• _Input records_:
--- start ---
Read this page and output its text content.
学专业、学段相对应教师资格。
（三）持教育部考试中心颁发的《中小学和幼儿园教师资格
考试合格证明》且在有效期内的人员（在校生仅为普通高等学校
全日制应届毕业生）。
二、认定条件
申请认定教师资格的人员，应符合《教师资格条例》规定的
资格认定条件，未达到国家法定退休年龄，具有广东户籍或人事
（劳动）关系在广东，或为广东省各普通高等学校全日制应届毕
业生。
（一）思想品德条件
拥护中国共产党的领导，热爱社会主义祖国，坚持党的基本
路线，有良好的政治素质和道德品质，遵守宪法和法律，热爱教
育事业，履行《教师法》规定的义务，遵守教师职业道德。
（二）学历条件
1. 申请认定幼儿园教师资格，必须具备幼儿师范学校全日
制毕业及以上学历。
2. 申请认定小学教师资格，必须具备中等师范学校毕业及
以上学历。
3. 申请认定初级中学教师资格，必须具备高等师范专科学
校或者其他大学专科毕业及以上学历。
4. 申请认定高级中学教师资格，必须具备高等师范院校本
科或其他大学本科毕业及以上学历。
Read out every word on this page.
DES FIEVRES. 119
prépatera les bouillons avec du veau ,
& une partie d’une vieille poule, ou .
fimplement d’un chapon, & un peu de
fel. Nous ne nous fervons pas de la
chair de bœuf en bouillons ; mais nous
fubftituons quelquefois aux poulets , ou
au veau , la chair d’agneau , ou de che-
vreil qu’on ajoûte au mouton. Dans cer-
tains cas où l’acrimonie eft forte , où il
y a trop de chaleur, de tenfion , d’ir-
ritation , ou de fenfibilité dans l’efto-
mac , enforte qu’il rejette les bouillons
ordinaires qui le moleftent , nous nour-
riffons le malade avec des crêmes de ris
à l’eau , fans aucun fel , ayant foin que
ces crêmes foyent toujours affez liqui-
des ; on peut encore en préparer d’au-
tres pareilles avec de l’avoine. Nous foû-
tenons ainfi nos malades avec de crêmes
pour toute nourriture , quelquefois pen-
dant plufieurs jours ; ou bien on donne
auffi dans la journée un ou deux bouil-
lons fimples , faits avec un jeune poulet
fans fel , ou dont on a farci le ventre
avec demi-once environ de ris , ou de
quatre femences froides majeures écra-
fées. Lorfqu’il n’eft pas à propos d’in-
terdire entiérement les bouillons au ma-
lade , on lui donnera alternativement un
--- end ---
• _Written request_: Quote each line of the data above exactly as written.

• _Response to the task_:
Read this page and output its text content.
学专业、学段相对应教师资格。
（三）持教育部考试中心颁发的《中小学和幼儿园教师资格
考试合格证明》且在有效期内的人员（在校生仅为普通高等学校
全日制应届毕业生）。
二、认定条件
申请认定教师资格的人员，应符合《教师资格条例》规定的
资格认定条件，未达到国家法定退休年龄，具有广东户籍或人事
（劳动）关系在广东，或为广东省各普通高等学校全日制应届毕
业生。
（一）思想品德条件
拥护中国共产党的领导，热爱社会主义祖国，坚持党的基本
路线，有良好的政治素质和道德品质，遵守宪法和法律，热爱教
育事业，履行《教师法》规定的义务，遵守教师职业道德。
（二）学历条件
1. 申请认定幼儿园教师资格，必须具备幼儿师范学校全日
制毕业及以上学历。
2. 申请认定小学教师资格，必须具备中等师范学校毕业及
以上学历。
3. 申请认定初级中学教师资格，必须具备高等师范专科学
校或者其他大学专科毕业及以上学历。
4. 申请认定高级中学教师资格，必须具备高等师范院校本
科或其他大学本科毕业及以上学历。
Read out every word on this page.
DES FIEVRES. 119
prépatera les bouillons avec du veau ,
& une partie d’une vieille poule, ou .
fimplement d’un chapon, & un peu de
fel. Nous ne nous fervons pas de la
chair de bœuf en bouillons ; mais nous
fubftituons quelquefois aux poulets , ou
au veau , la chair d’agneau , ou de che-
vreil qu’on ajoûte au mouton. Dans cer-
tains cas où l’acrimonie eft forte , où il
y a trop de chaleur, de tenfion , d’ir-
ritation , ou de fenfibilité dans l’efto-
mac , enforte qu’il rejette les bouillons
ordinaires qui le moleftent , nous nour-
riffons le malade avec des crêmes de ris
à l’eau , fans aucun fel , ayant foin que
ces crêmes foyent toujours affez liqui-
des ; on peut encore en préparer d’au-
tres pareilles avec de l’avoine. Nous foû-
tenons ainfi nos malades avec de crêmes
pour toute nourriture , quelquefois pen-
dant plufieurs jours ; ou bien on donne
auffi dans la journée un ou deux bouil-
lons fimples , faits avec un jeune poulet
fans fel , ou dont on a farci le ventre
avec demi-once environ de ris , ou de
quatre femences froides majeures écra-
fées. Lorfqu’il n’eft pas à propos d’in-
terdire entiérement les bouillons au ma-
lade , on lui donnera alternativement un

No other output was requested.